=== Begin Enclosure ===

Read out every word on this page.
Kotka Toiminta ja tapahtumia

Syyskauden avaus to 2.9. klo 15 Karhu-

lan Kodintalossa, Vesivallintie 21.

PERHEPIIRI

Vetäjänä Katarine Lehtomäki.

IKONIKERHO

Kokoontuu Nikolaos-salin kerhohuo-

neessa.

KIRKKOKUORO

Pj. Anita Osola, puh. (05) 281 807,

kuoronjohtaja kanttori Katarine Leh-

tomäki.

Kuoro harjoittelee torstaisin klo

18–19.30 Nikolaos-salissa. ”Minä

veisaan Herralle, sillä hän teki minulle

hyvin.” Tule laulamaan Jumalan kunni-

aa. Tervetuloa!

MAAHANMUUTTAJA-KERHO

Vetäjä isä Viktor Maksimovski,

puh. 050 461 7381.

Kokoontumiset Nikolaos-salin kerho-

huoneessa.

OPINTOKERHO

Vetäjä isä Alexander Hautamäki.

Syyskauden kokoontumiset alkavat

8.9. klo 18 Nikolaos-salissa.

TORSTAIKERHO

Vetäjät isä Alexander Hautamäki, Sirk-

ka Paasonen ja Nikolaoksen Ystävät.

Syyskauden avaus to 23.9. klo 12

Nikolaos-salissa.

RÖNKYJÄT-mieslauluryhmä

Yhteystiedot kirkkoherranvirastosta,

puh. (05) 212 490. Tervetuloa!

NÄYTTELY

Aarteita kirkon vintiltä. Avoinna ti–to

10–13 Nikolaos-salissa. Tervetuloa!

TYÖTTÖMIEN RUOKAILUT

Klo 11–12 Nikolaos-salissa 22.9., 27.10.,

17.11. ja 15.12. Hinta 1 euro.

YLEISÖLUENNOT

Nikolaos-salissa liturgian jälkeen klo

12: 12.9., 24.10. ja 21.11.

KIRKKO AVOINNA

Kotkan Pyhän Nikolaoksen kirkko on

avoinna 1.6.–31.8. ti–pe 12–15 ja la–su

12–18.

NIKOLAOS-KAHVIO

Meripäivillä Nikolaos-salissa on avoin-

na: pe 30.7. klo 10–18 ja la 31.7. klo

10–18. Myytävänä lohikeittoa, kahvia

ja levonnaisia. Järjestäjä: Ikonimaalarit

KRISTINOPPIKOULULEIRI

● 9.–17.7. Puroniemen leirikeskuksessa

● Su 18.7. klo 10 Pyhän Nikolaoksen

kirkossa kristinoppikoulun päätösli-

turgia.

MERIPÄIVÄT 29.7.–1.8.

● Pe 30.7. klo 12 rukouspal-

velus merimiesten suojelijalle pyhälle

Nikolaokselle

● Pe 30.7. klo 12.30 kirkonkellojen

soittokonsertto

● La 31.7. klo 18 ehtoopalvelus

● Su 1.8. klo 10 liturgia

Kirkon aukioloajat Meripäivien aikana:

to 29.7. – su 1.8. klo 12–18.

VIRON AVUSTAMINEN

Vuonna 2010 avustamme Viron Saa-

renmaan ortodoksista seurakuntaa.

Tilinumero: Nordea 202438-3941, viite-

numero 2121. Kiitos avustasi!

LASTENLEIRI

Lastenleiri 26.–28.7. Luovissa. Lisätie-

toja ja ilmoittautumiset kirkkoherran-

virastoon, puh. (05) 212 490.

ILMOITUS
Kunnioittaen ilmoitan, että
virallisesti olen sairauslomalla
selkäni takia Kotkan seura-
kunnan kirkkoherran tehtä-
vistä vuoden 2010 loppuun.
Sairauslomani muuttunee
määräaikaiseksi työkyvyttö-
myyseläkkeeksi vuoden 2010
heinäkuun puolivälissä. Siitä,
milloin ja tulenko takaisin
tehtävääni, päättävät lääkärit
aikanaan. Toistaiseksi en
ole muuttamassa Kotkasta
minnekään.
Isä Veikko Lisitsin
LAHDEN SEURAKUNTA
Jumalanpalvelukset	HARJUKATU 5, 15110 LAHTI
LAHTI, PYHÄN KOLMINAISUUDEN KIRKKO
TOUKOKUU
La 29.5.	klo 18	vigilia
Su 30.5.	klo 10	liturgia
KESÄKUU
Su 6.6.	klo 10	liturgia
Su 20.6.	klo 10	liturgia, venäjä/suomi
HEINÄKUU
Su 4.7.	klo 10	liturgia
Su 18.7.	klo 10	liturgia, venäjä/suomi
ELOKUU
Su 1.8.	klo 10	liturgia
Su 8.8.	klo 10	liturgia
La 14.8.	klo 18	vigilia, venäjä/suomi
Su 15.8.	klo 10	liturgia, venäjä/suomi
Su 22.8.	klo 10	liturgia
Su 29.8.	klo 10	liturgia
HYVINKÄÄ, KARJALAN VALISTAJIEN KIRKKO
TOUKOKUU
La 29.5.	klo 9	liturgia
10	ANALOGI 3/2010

=== End Enclosure ===

→ WHAT TO DO
An exact copy of every entry is the expected result.

→ EXERCISE RESULT
Read out every word on this page.
Kotka Toiminta ja tapahtumia

Syyskauden avaus to 2.9. klo 15 Karhu-

lan Kodintalossa, Vesivallintie 21.

PERHEPIIRI

Vetäjänä Katarine Lehtomäki.

IKONIKERHO

Kokoontuu Nikolaos-salin kerhohuo-

neessa.

KIRKKOKUORO

Pj. Anita Osola, puh. (05) 281 807,

kuoronjohtaja kanttori Katarine Leh-

tomäki.

Kuoro harjoittelee torstaisin klo

18–19.30 Nikolaos-salissa. ”Minä

veisaan Herralle, sillä hän teki minulle

hyvin.” Tule laulamaan Jumalan kunni-

aa. Tervetuloa!

MAAHANMUUTTAJA-KERHO

Vetäjä isä Viktor Maksimovski,

puh. 050 461 7381.

Kokoontumiset Nikolaos-salin kerho-

huoneessa.

OPINTOKERHO

Vetäjä isä Alexander Hautamäki.

Syyskauden kokoontumiset alkavat

8.9. klo 18 Nikolaos-salissa.

TORSTAIKERHO

Vetäjät isä Alexander Hautamäki, Sirk-

ka Paasonen ja Nikolaoksen Ystävät.

Syyskauden avaus to 23.9. klo 12

Nikolaos-salissa.

RÖNKYJÄT-mieslauluryhmä

Yhteystiedot kirkkoherranvirastosta,

puh. (05) 212 490. Tervetuloa!

NÄYTTELY

Aarteita kirkon vintiltä. Avoinna ti–to

10–13 Nikolaos-salissa. Tervetuloa!

TYÖTTÖMIEN RUOKAILUT

Klo 11–12 Nikolaos-salissa 22.9., 27.10.,

17.11. ja 15.12. Hinta 1 euro.

YLEISÖLUENNOT

Nikolaos-salissa liturgian jälkeen klo

12: 12.9., 24.10. ja 21.11.

KIRKKO AVOINNA

Kotkan Pyhän Nikolaoksen kirkko on

avoinna 1.6.–31.8. ti–pe 12–15 ja la–su

12–18.

NIKOLAOS-KAHVIO

Meripäivillä Nikolaos-salissa on avoin-

na: pe 30.7. klo 10–18 ja la 31.7. klo

10–18. Myytävänä lohikeittoa, kahvia

ja levonnaisia. Järjestäjä: Ikonimaalarit

KRISTINOPPIKOULULEIRI

● 9.–17.7. Puroniemen leirikeskuksessa

● Su 18.7. klo 10 Pyhän Nikolaoksen

kirkossa kristinoppikoulun päätösli-

turgia.

MERIPÄIVÄT 29.7.–1.8.

● Pe 30.7. klo 12 rukouspal-

velus merimiesten suojelijalle pyhälle

Nikolaokselle

● Pe 30.7. klo 12.30 kirkonkellojen

soittokonsertto

● La 31.7. klo 18 ehtoopalvelus

● Su 1.8. klo 10 liturgia

Kirkon aukioloajat Meripäivien aikana:

to 29.7. – su 1.8. klo 12–18.

VIRON AVUSTAMINEN

Vuonna 2010 avustamme Viron Saa-

renmaan ortodoksista seurakuntaa.

Tilinumero: Nordea 202438-3941, viite-

numero 2121. Kiitos avustasi!

LASTENLEIRI

Lastenleiri 26.–28.7. Luovissa. Lisätie-

toja ja ilmoittautumiset kirkkoherran-

virastoon, puh. (05) 212 490.

ILMOITUS
Kunnioittaen ilmoitan, että
virallisesti olen sairauslomalla
selkäni takia Kotkan seura-
kunnan kirkkoherran tehtä-
vistä vuoden 2010 loppuun.
Sairauslomani muuttunee
määräaikaiseksi työkyvyttö-
myyseläkkeeksi vuoden 2010
heinäkuun puolivälissä. Siitä,
milloin ja tulenko takaisin
tehtävääni, päättävät lääkärit
aikanaan. Toistaiseksi en
ole muuttamassa Kotkasta
minnekään.
Isä Veikko Lisitsin
LAHDEN SEURAKUNTA
Jumalanpalvelukset	HARJUKATU 5, 15110 LAHTI
LAHTI, PYHÄN KOLMINAISUUDEN KIRKKO
TOUKOKUU
La 29.5.	klo 18	vigilia
Su 30.5.	klo 10	liturgia
KESÄKUU
Su 6.6.	klo 10	liturgia
Su 20.6.	klo 10	liturgia, venäjä/suomi
HEINÄKUU
Su 4.7.	klo 10	liturgia
Su 18.7.	klo 10	liturgia, venäjä/suomi
ELOKUU
Su 1.8.	klo 10	liturgia
Su 8.8.	klo 10	liturgia
La 14.8.	klo 18	vigilia, venäjä/suomi
Su 15.8.	klo 10	liturgia, venäjä/suomi
Su 22.8.	klo 10	liturgia
Su 29.8.	klo 10	liturgia
HYVINKÄÄ, KARJALAN VALISTAJIEN KIRKKO
TOUKOKUU
La 29.5.	klo 9	liturgia
10	ANALOGI 3/2010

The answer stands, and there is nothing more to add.